▸ GOAL
Leave the pictures out and transcribe every record exactly.

(Collected data)
------------------------------------

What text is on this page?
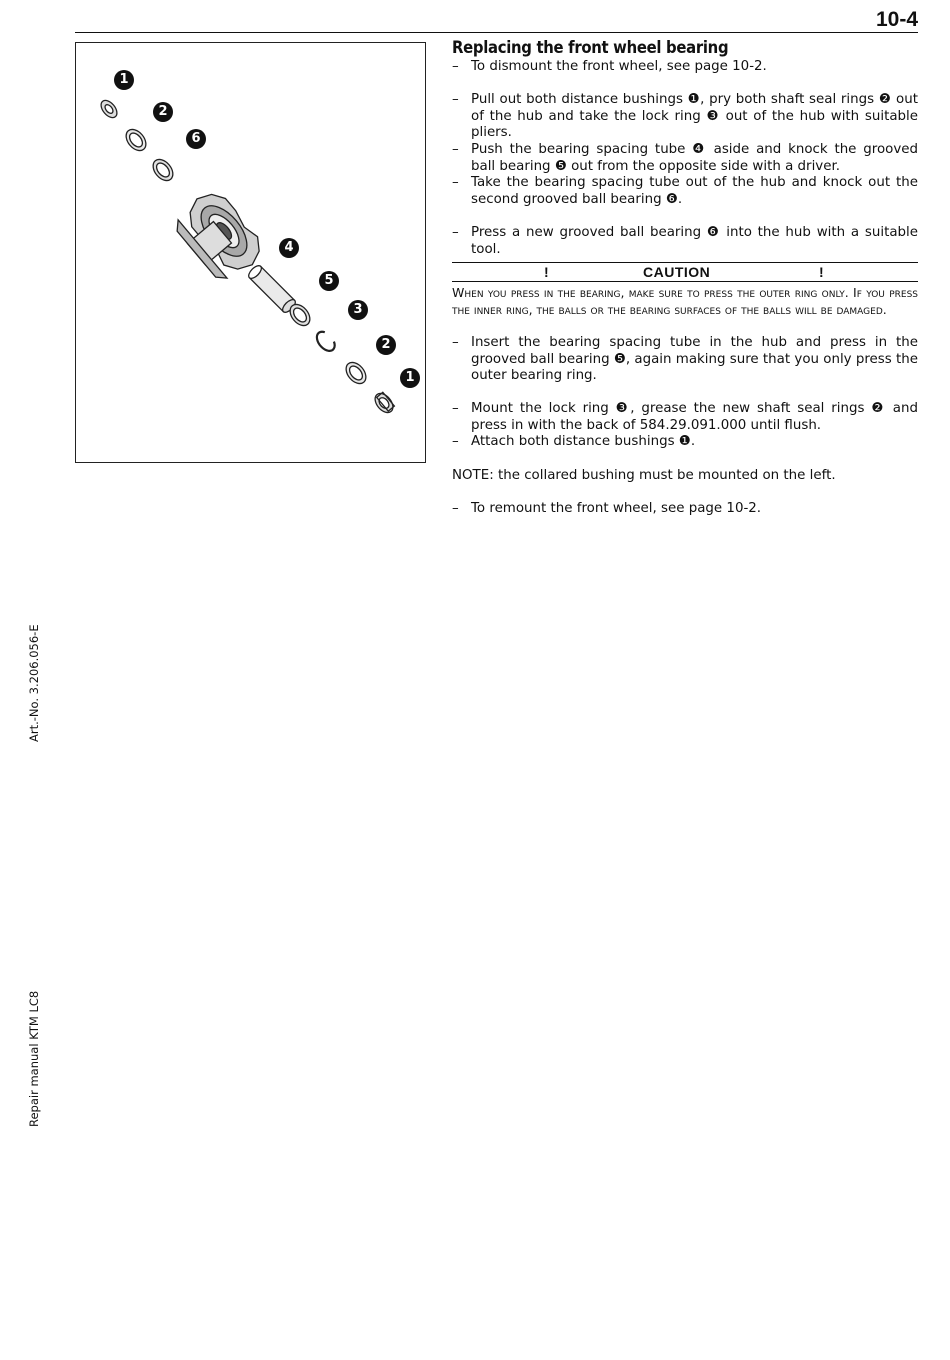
10-4
1
2
6
4
5
3
2
1
Replacing the front wheel bearing
– To dismount the front wheel, see page 10-2.
– Pull out both distance bushings ❶, pry both shaft seal rings ❷ out of the hub and take the lock ring ❸ out of the hub with suitable pliers.
– Push the bearing spacing tube ❹ aside and knock the grooved ball bearing ❺ out from the opposite side with a driver.
– Take the bearing spacing tube out of the hub and knock out the second grooved ball bearing ❻.
– Press a new grooved ball bearing ❻ into the hub with a suitable tool.
!	CAUTION	!
When you press in the bearing, make sure to press the outer ring only. If you press the inner ring, the balls or the bearing surfaces of the balls will be damaged.
– Insert the bearing spacing tube in the hub and press in the grooved ball bearing ❺, again making sure that you only press the outer bearing ring.
– Mount the lock ring ❸, grease the new shaft seal rings ❷ and press in with the back of 584.29.091.000 until flush.
– Attach both distance bushings ❶.
NOTE: the collared bushing must be mounted on the left.
– To remount the front wheel, see page 10-2.
Art.-No. 3.206.056-E
Repair manual KTM LC8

------------------------------------

▸ EXPECTED OUTPUT
What text is on this page?
10-4
1
2
6
4
5
3
2
1
Replacing the front wheel bearing
– To dismount the front wheel, see page 10-2.
– Pull out both distance bushings ❶, pry both shaft seal rings ❷ out of the hub and take the lock ring ❸ out of the hub with suitable pliers.
– Push the bearing spacing tube ❹ aside and knock the grooved ball bearing ❺ out from the opposite side with a driver.
– Take the bearing spacing tube out of the hub and knock out the second grooved ball bearing ❻.
– Press a new grooved ball bearing ❻ into the hub with a suitable tool.
!	CAUTION	!
When you press in the bearing, make sure to press the outer ring only. If you press the inner ring, the balls or the bearing surfaces of the balls will be damaged.
– Insert the bearing spacing tube in the hub and press in the grooved ball bearing ❺, again making sure that you only press the outer bearing ring.
– Mount the lock ring ❸, grease the new shaft seal rings ❷ and press in with the back of 584.29.091.000 until flush.
– Attach both distance bushings ❶.
NOTE: the collared bushing must be mounted on the left.
– To remount the front wheel, see page 10-2.
Art.-No. 3.206.056-E
Repair manual KTM LC8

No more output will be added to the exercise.